◆ **Assignment 1**
From the passage about Kelley, list every kind of person named in the account of what his life has included.
◆ **Assignment 2**
Set down word for word the part of the passage about Kelley that begins at the words "I have no intention" and stops after "yes, slave girls.".

:: Document segment ::

The man raged away. Kelley declared, “I fucked up, should’ve never talked back to some young maniac. But I was raised in an honorable time when you put up or shut up. I gave him plenty of leeway to pull off and be on his way.”
I have not asked Kelley his age, have conducted not an interview in any way. I suppose he is closing in on 70, as he has been retired for a few years. I treasure my time with Kelley, like I do Bob, and Shayne, men who might have been a big brother to me in some more sensible life, lived in the country rather than the city.
What really helped Kelley and I click, was that he lives in Portland, Oregon, retains a country boy view of right and wrong and has spent a life time in a city that has plain lost its mind these past few years.
I have no intention of cluttering Kelley’s easy conversation with a formal book outline. We will simply speak about what comes up when it does and I will write it down. Robert E. Howard, once related that he placed his famous Conan the Barbarian stories in no particular order, that a man who related his adventures tends to do so at random as the fancy strikes. In Kelley there is a clear parallel here with the fictional Barbarian, born and raised in the misty hills of Northwestern Oregon and come to Portland to make his way, now one of the more decadent iterations of Civilization. The resulting interesting life of Kelley includes concourse with grunts, savage Indians, punks, villains, drunks, bullies, cops and yes, slave girls.

:::
:: Extracted material ::

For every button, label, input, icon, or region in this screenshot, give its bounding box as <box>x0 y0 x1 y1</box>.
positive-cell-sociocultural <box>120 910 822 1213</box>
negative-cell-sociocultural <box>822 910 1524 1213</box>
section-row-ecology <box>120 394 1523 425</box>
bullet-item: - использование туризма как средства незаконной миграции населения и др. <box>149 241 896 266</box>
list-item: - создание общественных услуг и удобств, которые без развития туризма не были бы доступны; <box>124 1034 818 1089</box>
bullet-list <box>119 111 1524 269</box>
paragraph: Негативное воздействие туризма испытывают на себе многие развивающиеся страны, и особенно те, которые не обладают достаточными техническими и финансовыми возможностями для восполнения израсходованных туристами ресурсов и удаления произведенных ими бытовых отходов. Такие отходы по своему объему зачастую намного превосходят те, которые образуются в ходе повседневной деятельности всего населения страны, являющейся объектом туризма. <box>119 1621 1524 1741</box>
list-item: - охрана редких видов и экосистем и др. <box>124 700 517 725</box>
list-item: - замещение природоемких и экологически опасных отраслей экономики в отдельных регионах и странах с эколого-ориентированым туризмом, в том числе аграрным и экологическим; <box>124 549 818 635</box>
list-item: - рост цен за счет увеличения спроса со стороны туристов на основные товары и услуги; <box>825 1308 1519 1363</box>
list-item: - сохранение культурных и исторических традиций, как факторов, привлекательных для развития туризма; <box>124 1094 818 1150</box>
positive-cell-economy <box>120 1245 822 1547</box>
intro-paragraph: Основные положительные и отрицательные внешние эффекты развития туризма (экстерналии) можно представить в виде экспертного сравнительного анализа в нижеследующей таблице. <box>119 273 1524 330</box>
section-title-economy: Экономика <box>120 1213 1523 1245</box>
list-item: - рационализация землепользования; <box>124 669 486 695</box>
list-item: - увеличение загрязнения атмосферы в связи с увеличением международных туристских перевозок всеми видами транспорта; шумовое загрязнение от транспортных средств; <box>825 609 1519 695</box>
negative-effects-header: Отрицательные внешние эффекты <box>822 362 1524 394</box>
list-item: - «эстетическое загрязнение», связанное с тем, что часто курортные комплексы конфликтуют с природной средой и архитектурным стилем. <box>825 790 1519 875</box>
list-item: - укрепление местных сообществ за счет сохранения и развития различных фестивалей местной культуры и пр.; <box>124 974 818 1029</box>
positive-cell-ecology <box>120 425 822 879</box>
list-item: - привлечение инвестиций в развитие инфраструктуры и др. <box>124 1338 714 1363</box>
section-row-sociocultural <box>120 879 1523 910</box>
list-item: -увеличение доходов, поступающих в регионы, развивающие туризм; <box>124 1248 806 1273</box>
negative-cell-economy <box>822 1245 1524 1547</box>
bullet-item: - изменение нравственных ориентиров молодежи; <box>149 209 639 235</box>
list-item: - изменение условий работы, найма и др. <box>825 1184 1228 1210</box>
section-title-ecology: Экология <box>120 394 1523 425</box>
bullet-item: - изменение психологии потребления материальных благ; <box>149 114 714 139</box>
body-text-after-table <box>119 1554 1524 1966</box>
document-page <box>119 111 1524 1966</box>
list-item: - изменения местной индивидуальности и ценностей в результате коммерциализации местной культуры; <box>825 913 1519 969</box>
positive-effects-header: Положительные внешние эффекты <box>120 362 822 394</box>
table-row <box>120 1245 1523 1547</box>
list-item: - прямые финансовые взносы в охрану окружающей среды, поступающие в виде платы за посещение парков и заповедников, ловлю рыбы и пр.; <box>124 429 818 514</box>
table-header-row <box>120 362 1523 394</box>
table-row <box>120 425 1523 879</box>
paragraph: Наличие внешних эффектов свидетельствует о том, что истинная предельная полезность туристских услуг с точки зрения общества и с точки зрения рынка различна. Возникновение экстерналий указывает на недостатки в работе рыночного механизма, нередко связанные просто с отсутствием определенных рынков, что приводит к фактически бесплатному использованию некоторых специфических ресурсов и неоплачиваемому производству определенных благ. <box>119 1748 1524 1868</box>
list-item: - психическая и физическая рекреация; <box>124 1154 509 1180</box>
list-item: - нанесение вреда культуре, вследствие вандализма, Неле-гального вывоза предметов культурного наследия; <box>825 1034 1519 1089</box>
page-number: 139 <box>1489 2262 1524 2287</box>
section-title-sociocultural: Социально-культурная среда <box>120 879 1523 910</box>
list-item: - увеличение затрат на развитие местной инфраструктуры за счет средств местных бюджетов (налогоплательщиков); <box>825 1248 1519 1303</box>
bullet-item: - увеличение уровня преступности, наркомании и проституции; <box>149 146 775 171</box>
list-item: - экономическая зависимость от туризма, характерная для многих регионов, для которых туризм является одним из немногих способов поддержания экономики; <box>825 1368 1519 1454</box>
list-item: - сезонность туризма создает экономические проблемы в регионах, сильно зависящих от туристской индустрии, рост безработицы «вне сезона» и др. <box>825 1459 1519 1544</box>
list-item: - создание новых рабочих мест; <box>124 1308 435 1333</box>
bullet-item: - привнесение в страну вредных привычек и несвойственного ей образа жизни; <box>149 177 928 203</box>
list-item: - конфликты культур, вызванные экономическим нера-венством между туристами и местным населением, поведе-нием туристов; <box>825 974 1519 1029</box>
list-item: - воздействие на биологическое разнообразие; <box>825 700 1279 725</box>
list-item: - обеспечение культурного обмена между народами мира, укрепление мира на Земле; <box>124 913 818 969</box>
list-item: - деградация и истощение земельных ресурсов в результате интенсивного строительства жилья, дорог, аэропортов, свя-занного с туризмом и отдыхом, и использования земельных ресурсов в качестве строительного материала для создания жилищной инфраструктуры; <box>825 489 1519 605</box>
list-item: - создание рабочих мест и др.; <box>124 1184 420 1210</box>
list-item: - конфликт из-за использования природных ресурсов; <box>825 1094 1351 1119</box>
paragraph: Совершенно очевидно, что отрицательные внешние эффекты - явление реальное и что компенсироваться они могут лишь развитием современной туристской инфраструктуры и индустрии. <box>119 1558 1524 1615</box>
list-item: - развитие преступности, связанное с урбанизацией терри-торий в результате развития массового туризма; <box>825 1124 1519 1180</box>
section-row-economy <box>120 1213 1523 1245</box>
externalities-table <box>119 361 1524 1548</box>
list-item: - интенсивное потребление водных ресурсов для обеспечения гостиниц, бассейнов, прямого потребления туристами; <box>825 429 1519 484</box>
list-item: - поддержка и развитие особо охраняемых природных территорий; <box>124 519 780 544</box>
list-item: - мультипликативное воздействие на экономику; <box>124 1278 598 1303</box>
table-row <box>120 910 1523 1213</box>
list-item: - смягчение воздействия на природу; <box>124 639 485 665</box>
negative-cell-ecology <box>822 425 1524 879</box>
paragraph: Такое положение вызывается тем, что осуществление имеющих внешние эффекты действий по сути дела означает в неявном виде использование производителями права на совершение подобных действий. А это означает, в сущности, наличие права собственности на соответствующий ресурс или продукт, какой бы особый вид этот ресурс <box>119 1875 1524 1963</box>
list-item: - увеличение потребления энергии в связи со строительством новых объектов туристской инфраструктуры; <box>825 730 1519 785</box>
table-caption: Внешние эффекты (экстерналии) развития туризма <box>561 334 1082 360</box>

:::

◆ **Expected output 1**
grunts, savage Indians, punks, villains, drunks, bullies, cops, slave girls

◆ **Expected output 2**
I have no intention of cluttering Kelley’s easy conversation with a formal book outline. We will simply speak about what comes up when it does and I will write it down. Robert E. Howard, once related that he placed his famous Conan the Barbarian stories in no particular order, that a man who related his adventures tends to do so at random as the fancy strikes. In Kelley there is a clear parallel here with the fictional Barbarian, born and raised in the misty hills of Northwestern Oregon and come to Portland to make his way, now one of the more decadent iterations of Civilization. The resulting interesting life of Kelley includes concourse with grunts, savage Indians, punks, villains, drunks, bullies, cops and yes, slave girls.